■ Material for this task ■
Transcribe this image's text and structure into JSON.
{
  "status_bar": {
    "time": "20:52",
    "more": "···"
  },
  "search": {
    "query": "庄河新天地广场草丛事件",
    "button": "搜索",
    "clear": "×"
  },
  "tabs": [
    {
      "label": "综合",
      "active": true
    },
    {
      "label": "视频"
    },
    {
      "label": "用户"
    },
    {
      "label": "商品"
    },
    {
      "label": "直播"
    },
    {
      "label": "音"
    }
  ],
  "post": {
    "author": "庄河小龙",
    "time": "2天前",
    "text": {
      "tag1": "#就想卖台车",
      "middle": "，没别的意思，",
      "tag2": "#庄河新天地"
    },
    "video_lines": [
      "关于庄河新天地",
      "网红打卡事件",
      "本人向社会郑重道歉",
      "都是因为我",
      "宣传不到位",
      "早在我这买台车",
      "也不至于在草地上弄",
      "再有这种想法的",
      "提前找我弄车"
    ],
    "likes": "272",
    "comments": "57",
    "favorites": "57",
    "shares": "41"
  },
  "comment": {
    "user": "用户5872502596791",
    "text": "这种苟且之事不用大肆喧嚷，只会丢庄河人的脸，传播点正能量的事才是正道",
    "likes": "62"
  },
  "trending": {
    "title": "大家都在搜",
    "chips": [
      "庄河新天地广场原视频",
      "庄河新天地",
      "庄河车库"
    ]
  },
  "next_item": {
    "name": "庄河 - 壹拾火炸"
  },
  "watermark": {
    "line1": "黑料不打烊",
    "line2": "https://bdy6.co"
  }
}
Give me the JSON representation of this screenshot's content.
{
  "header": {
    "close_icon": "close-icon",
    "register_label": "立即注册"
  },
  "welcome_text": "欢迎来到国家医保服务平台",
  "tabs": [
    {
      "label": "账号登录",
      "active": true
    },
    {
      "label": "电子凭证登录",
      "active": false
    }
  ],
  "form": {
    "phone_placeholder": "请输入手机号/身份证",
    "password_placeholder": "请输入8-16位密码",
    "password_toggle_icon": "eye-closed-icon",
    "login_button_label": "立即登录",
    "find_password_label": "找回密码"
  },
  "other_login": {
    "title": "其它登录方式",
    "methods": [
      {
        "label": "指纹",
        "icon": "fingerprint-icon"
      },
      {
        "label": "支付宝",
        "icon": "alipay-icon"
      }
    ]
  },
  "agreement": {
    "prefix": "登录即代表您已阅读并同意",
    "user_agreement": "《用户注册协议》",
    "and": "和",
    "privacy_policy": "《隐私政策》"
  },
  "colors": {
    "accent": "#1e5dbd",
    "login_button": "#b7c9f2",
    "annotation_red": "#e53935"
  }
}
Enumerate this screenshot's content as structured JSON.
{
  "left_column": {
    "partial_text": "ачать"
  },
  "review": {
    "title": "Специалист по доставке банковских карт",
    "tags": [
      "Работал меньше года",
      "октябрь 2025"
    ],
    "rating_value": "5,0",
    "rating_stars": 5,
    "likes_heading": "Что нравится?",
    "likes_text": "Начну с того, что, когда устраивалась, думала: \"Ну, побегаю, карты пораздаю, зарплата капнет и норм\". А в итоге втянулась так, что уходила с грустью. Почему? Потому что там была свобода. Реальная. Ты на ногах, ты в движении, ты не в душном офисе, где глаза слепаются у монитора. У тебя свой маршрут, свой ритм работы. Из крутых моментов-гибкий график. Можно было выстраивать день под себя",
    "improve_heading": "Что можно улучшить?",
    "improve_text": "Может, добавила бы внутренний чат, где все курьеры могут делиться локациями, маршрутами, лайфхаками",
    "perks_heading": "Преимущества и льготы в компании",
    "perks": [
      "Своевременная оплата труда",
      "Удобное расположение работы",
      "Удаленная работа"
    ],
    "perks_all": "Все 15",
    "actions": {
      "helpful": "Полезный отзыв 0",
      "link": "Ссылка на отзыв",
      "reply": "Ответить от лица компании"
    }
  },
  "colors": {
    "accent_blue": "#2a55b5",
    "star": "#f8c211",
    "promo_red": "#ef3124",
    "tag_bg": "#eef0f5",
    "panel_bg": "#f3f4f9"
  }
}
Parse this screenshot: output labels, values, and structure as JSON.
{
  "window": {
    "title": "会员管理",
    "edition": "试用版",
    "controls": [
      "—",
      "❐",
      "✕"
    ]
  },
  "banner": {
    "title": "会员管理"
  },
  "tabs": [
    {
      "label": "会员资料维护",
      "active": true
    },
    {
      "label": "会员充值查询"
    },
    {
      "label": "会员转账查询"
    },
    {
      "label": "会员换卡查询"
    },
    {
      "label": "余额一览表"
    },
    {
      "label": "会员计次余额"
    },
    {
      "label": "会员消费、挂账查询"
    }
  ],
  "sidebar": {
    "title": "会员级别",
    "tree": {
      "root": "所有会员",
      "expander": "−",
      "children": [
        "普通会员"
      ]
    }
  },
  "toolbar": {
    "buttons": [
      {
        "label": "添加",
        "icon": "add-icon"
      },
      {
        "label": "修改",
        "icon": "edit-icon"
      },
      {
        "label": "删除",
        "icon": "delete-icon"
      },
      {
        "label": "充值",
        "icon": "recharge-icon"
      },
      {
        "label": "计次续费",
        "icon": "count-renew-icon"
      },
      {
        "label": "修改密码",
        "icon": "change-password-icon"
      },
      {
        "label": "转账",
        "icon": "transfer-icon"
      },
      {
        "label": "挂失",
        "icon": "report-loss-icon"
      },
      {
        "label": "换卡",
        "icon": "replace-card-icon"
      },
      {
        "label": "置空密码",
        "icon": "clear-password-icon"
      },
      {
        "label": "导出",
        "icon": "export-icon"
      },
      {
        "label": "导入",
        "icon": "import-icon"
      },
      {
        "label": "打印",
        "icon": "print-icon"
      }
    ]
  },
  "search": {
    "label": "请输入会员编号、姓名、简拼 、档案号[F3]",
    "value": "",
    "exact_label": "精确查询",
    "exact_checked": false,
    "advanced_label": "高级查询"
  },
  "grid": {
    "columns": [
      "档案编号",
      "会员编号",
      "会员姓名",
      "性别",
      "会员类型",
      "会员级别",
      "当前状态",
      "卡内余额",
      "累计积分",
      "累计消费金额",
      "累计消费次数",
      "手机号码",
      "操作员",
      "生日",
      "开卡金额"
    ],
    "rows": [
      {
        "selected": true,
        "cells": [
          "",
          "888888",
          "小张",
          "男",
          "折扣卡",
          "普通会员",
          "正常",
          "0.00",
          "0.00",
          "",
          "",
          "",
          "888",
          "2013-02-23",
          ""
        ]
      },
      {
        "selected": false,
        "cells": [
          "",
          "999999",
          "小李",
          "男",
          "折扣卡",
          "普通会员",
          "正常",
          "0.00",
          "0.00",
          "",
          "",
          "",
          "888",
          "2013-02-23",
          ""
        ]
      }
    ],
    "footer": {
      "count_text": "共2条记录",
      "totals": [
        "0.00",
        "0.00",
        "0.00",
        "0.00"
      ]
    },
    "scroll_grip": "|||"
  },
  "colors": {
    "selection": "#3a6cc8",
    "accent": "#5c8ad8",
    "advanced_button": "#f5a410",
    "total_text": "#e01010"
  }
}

■ What you need to do ■
Collect each line containing the string "JSON".

■ Expected answer ■
Transcribe this image's text and structure into JSON.
Give me the JSON representation of this screenshot's content.
Enumerate this screenshot's content as structured JSON.
Parse this screenshot: output labels, values, and structure as JSON.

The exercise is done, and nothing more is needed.